[Stored entries]

** Start **

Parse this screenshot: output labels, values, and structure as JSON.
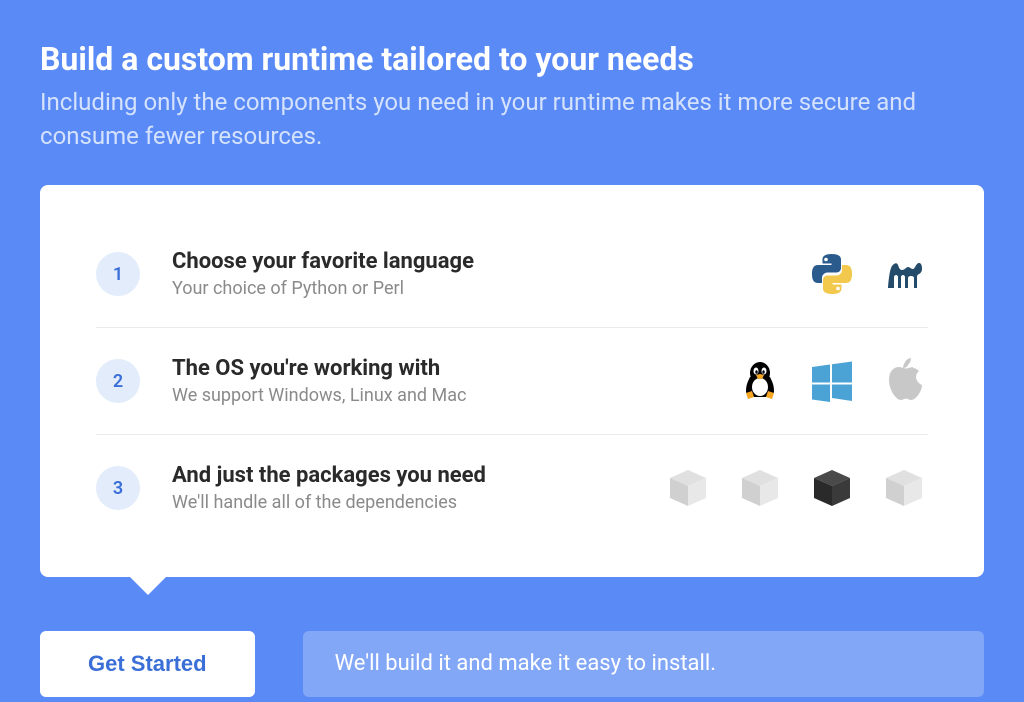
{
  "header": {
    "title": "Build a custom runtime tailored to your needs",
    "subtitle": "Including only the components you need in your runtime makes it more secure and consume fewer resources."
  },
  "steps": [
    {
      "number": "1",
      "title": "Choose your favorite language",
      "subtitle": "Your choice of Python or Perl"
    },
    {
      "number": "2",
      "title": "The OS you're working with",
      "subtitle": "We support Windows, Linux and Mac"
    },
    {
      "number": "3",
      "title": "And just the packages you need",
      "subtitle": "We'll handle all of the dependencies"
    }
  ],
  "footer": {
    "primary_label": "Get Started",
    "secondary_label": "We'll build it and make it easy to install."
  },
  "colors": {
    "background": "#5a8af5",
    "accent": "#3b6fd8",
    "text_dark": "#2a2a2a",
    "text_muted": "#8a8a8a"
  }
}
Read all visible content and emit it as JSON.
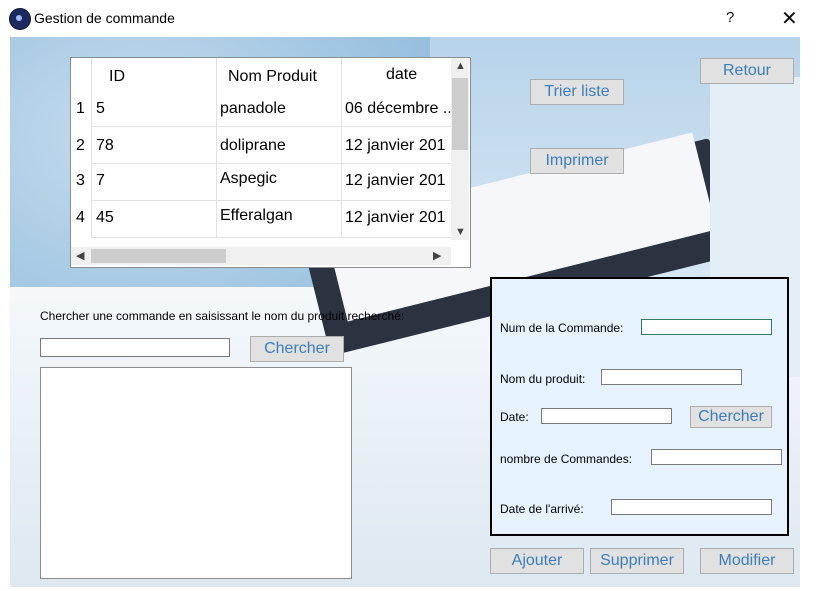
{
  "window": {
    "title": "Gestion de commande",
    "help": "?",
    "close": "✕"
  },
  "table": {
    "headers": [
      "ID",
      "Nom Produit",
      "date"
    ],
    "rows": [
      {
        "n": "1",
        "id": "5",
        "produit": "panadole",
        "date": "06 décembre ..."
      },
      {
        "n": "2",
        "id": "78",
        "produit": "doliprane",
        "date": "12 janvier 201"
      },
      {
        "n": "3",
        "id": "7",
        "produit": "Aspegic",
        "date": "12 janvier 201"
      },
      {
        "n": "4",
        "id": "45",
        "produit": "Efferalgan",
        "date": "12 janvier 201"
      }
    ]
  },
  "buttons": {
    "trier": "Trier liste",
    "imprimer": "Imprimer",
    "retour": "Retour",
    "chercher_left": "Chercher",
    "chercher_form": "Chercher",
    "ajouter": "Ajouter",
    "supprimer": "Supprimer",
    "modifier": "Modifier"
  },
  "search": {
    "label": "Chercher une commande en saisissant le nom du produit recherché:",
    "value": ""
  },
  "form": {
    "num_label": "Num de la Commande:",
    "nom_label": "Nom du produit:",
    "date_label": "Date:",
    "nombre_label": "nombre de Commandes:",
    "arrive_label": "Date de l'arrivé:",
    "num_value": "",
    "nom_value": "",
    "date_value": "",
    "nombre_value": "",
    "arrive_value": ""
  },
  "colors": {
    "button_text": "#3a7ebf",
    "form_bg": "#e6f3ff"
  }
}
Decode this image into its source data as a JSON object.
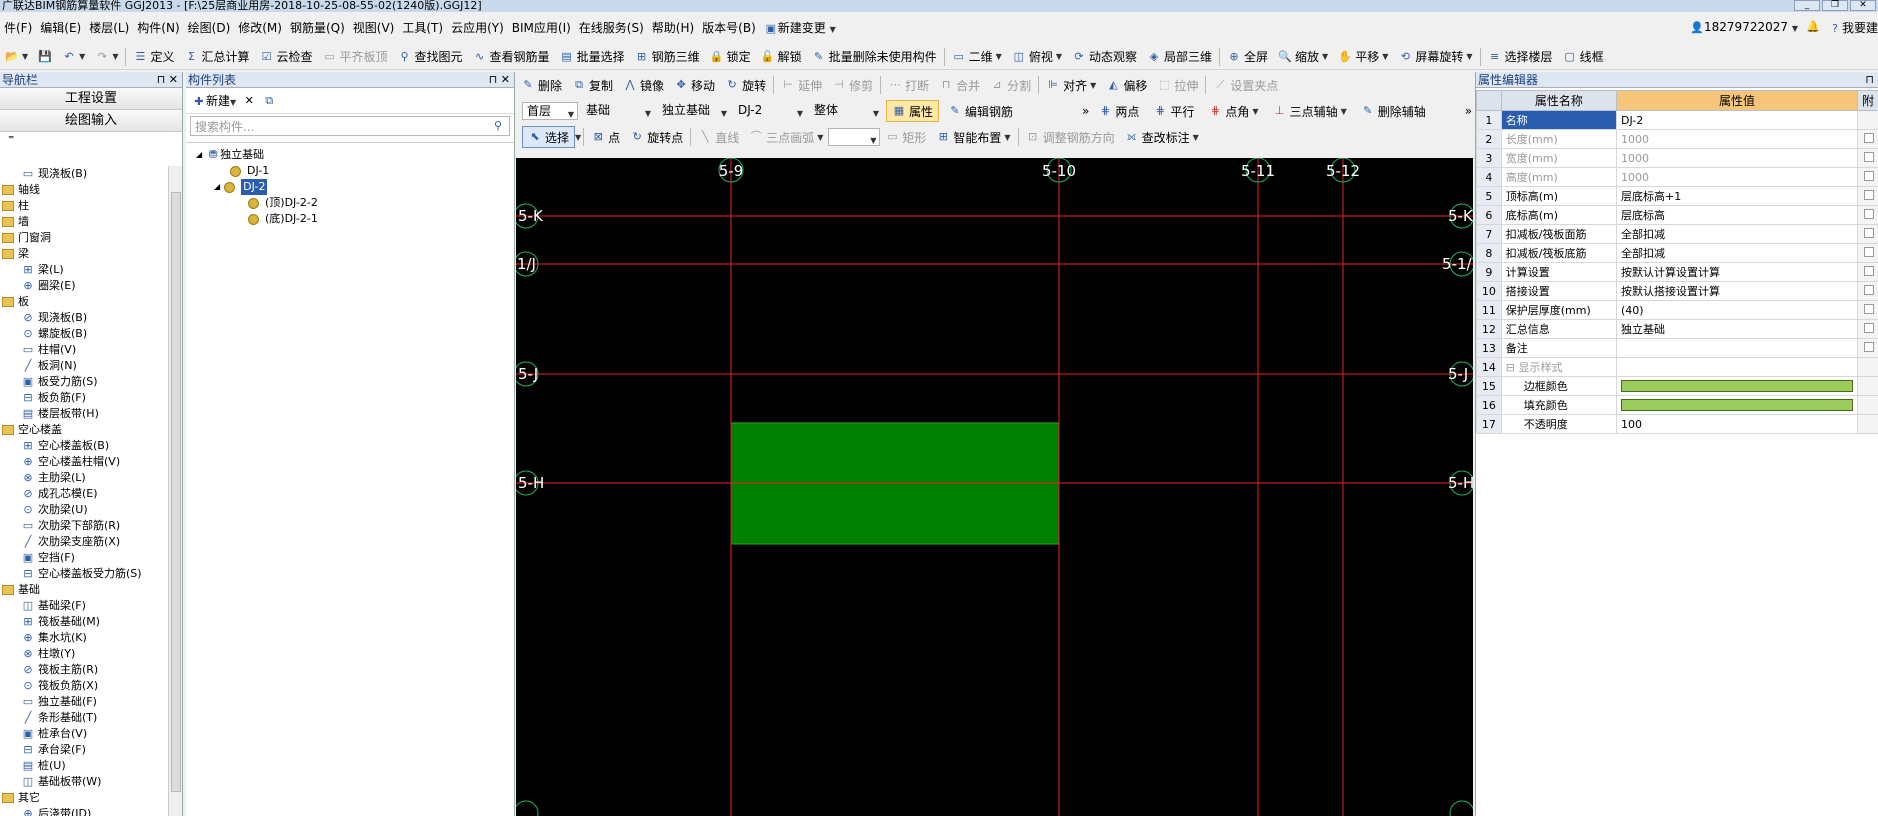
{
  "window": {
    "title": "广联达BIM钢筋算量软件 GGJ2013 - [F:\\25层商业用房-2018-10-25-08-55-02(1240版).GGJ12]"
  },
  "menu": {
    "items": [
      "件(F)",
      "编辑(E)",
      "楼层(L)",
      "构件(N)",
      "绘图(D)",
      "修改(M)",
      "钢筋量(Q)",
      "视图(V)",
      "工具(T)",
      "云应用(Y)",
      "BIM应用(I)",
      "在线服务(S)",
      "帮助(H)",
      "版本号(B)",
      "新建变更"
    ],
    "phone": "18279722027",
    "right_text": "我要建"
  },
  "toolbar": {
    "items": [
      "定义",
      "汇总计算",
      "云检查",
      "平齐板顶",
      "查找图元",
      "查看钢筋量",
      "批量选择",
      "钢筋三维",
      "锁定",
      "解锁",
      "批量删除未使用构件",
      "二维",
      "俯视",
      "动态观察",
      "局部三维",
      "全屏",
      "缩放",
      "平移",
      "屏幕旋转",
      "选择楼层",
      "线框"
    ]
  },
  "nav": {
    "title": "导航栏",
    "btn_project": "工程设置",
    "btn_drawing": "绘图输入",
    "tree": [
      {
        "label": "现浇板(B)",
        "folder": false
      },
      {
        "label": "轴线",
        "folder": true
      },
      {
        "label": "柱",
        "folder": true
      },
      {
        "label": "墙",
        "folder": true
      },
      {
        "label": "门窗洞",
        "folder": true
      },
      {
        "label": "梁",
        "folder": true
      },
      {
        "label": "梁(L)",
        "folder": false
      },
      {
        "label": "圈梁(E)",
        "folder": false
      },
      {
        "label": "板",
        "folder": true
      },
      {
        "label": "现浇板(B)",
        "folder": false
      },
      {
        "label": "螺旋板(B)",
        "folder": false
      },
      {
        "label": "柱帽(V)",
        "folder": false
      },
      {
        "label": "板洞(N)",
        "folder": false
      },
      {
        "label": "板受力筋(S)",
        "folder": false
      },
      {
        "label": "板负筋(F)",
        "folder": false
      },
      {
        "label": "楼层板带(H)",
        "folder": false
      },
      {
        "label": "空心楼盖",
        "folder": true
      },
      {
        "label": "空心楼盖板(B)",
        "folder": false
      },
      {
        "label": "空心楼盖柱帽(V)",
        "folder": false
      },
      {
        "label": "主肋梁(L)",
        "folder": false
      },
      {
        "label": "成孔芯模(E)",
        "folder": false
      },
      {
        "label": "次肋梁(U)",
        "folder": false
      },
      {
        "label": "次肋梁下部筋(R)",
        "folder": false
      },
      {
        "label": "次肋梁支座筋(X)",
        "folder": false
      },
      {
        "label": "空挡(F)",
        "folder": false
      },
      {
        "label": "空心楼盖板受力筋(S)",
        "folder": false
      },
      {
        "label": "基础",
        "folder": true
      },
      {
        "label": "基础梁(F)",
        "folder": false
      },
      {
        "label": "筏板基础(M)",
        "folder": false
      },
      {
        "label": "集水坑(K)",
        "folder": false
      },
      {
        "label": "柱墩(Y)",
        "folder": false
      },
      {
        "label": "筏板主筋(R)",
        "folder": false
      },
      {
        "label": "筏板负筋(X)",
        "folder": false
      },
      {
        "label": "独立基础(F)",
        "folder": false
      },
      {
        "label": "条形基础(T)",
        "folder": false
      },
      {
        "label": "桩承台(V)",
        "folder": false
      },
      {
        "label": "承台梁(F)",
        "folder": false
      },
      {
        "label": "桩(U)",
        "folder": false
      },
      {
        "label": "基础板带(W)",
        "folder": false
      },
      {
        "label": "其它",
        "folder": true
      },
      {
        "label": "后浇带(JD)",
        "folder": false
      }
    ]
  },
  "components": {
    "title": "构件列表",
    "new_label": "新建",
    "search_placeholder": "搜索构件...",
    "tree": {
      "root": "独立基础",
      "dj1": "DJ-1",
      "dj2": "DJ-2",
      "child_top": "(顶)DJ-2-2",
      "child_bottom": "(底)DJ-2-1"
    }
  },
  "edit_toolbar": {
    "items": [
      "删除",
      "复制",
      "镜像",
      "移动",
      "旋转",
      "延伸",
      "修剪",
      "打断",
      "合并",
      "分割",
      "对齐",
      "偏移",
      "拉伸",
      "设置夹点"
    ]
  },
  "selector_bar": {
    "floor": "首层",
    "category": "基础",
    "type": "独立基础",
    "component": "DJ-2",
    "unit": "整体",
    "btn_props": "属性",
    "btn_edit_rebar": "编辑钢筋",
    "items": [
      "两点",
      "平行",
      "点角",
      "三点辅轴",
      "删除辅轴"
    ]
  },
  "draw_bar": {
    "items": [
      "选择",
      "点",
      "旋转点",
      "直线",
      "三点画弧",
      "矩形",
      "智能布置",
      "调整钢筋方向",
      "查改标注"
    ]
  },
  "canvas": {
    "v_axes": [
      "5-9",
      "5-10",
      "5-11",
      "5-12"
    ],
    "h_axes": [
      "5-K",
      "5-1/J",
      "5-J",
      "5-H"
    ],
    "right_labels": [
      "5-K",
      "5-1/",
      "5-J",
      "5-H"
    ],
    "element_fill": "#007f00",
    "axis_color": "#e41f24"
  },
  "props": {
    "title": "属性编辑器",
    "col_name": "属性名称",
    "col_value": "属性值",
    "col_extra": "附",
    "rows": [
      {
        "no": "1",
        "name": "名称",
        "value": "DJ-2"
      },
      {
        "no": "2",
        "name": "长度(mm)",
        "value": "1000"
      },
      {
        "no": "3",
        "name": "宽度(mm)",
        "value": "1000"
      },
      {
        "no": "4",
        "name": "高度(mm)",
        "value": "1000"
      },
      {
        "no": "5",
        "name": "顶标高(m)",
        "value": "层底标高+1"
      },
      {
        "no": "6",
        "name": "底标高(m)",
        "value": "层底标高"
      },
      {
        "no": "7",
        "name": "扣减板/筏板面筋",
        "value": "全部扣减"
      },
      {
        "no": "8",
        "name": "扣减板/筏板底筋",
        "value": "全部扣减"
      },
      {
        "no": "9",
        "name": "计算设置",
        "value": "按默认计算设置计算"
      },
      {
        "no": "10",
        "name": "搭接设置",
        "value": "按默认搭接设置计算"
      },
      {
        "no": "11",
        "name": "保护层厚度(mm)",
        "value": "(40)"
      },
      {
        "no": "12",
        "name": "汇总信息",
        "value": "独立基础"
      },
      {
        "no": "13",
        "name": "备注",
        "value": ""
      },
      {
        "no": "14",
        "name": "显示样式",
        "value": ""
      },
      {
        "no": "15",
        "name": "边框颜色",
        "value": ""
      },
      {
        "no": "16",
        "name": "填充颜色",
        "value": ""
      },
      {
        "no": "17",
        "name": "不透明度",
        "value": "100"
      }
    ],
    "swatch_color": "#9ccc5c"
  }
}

** End **

EXERCISE BRIEF:
Across the material above, how many lines include the string "subtitle"? Only the number is wanted.

FINAL RESULT:
4